* Begin Task inputs *

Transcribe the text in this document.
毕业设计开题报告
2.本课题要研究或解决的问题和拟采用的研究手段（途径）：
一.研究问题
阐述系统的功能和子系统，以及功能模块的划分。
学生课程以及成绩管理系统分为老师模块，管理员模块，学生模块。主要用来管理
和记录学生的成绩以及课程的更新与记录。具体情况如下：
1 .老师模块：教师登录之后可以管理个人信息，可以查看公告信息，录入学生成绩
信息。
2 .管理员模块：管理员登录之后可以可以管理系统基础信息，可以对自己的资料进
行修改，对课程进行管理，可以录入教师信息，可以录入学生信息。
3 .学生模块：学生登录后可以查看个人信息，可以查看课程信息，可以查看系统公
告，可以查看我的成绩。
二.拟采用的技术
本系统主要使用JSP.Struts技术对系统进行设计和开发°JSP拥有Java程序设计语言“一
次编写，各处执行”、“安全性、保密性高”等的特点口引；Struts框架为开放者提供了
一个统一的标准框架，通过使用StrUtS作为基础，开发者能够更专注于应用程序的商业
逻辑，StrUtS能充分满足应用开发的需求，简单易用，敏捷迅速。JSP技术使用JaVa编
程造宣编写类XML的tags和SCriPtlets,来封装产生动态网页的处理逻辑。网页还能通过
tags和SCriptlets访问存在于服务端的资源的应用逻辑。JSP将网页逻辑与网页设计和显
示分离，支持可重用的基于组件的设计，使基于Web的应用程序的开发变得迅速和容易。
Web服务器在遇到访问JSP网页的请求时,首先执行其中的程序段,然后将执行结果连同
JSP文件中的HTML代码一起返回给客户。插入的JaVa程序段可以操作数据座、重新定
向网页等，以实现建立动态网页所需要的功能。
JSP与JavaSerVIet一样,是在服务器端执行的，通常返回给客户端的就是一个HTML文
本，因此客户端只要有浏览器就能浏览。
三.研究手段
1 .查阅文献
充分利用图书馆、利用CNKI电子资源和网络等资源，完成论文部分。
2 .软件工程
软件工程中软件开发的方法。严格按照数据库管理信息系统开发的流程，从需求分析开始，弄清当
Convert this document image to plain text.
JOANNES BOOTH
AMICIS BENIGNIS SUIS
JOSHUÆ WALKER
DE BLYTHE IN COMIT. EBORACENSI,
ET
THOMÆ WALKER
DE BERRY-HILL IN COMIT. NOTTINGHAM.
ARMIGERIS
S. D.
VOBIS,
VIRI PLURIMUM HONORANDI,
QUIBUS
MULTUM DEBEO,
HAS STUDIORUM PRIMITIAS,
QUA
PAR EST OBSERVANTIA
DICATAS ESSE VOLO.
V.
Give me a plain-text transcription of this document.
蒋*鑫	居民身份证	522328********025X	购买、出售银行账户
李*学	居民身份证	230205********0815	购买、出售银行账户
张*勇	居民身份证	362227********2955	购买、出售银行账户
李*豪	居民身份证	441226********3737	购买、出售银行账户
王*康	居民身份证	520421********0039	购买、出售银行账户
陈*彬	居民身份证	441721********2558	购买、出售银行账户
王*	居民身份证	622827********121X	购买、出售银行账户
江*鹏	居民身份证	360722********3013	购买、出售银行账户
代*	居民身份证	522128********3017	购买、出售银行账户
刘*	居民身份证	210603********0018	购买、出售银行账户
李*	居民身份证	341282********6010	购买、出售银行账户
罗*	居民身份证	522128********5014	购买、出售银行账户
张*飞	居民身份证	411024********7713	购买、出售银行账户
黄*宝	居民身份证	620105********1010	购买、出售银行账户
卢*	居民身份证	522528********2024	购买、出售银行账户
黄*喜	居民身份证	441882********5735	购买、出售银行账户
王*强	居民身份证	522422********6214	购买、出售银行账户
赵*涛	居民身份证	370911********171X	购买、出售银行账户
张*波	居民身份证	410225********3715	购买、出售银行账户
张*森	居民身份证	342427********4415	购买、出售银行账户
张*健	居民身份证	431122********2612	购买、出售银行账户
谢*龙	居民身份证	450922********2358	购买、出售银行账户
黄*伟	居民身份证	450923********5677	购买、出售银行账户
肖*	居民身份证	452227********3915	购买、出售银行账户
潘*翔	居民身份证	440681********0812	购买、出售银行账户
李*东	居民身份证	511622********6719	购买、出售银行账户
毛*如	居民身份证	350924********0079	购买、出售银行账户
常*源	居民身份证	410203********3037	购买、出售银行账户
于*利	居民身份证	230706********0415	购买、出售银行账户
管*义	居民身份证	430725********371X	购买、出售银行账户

* End Task inputs *

## Required work
Extract the entries above verbatim.

## Exercise result
Transcribe the text in this document.
毕业设计开题报告
2.本课题要研究或解决的问题和拟采用的研究手段（途径）：
一.研究问题
阐述系统的功能和子系统，以及功能模块的划分。
学生课程以及成绩管理系统分为老师模块，管理员模块，学生模块。主要用来管理
和记录学生的成绩以及课程的更新与记录。具体情况如下：
1 .老师模块：教师登录之后可以管理个人信息，可以查看公告信息，录入学生成绩
信息。
2 .管理员模块：管理员登录之后可以可以管理系统基础信息，可以对自己的资料进
行修改，对课程进行管理，可以录入教师信息，可以录入学生信息。
3 .学生模块：学生登录后可以查看个人信息，可以查看课程信息，可以查看系统公
告，可以查看我的成绩。
二.拟采用的技术
本系统主要使用JSP.Struts技术对系统进行设计和开发°JSP拥有Java程序设计语言“一
次编写，各处执行”、“安全性、保密性高”等的特点口引；Struts框架为开放者提供了
一个统一的标准框架，通过使用StrUtS作为基础，开发者能够更专注于应用程序的商业
逻辑，StrUtS能充分满足应用开发的需求，简单易用，敏捷迅速。JSP技术使用JaVa编
程造宣编写类XML的tags和SCriPtlets,来封装产生动态网页的处理逻辑。网页还能通过
tags和SCriptlets访问存在于服务端的资源的应用逻辑。JSP将网页逻辑与网页设计和显
示分离，支持可重用的基于组件的设计，使基于Web的应用程序的开发变得迅速和容易。
Web服务器在遇到访问JSP网页的请求时,首先执行其中的程序段,然后将执行结果连同
JSP文件中的HTML代码一起返回给客户。插入的JaVa程序段可以操作数据座、重新定
向网页等，以实现建立动态网页所需要的功能。
JSP与JavaSerVIet一样,是在服务器端执行的，通常返回给客户端的就是一个HTML文
本，因此客户端只要有浏览器就能浏览。
三.研究手段
1 .查阅文献
充分利用图书馆、利用CNKI电子资源和网络等资源，完成论文部分。
2 .软件工程
软件工程中软件开发的方法。严格按照数据库管理信息系统开发的流程，从需求分析开始，弄清当
Convert this document image to plain text.
JOANNES BOOTH
AMICIS BENIGNIS SUIS
JOSHUÆ WALKER
DE BLYTHE IN COMIT. EBORACENSI,
ET
THOMÆ WALKER
DE BERRY-HILL IN COMIT. NOTTINGHAM.
ARMIGERIS
S. D.
VOBIS,
VIRI PLURIMUM HONORANDI,
QUIBUS
MULTUM DEBEO,
HAS STUDIORUM PRIMITIAS,
QUA
PAR EST OBSERVANTIA
DICATAS ESSE VOLO.
V.
Give me a plain-text transcription of this document.
蒋*鑫	居民身份证	522328********025X	购买、出售银行账户
李*学	居民身份证	230205********0815	购买、出售银行账户
张*勇	居民身份证	362227********2955	购买、出售银行账户
李*豪	居民身份证	441226********3737	购买、出售银行账户
王*康	居民身份证	520421********0039	购买、出售银行账户
陈*彬	居民身份证	441721********2558	购买、出售银行账户
王*	居民身份证	622827********121X	购买、出售银行账户
江*鹏	居民身份证	360722********3013	购买、出售银行账户
代*	居民身份证	522128********3017	购买、出售银行账户
刘*	居民身份证	210603********0018	购买、出售银行账户
李*	居民身份证	341282********6010	购买、出售银行账户
罗*	居民身份证	522128********5014	购买、出售银行账户
张*飞	居民身份证	411024********7713	购买、出售银行账户
黄*宝	居民身份证	620105********1010	购买、出售银行账户
卢*	居民身份证	522528********2024	购买、出售银行账户
黄*喜	居民身份证	441882********5735	购买、出售银行账户
王*强	居民身份证	522422********6214	购买、出售银行账户
赵*涛	居民身份证	370911********171X	购买、出售银行账户
张*波	居民身份证	410225********3715	购买、出售银行账户
张*森	居民身份证	342427********4415	购买、出售银行账户
张*健	居民身份证	431122********2612	购买、出售银行账户
谢*龙	居民身份证	450922********2358	购买、出售银行账户
黄*伟	居民身份证	450923********5677	购买、出售银行账户
肖*	居民身份证	452227********3915	购买、出售银行账户
潘*翔	居民身份证	440681********0812	购买、出售银行账户
李*东	居民身份证	511622********6719	购买、出售银行账户
毛*如	居民身份证	350924********0079	购买、出售银行账户
常*源	居民身份证	410203********3037	购买、出售银行账户
于*利	居民身份证	230706********0415	购买、出售银行账户
管*义	居民身份证	430725********371X	购买、出售银行账户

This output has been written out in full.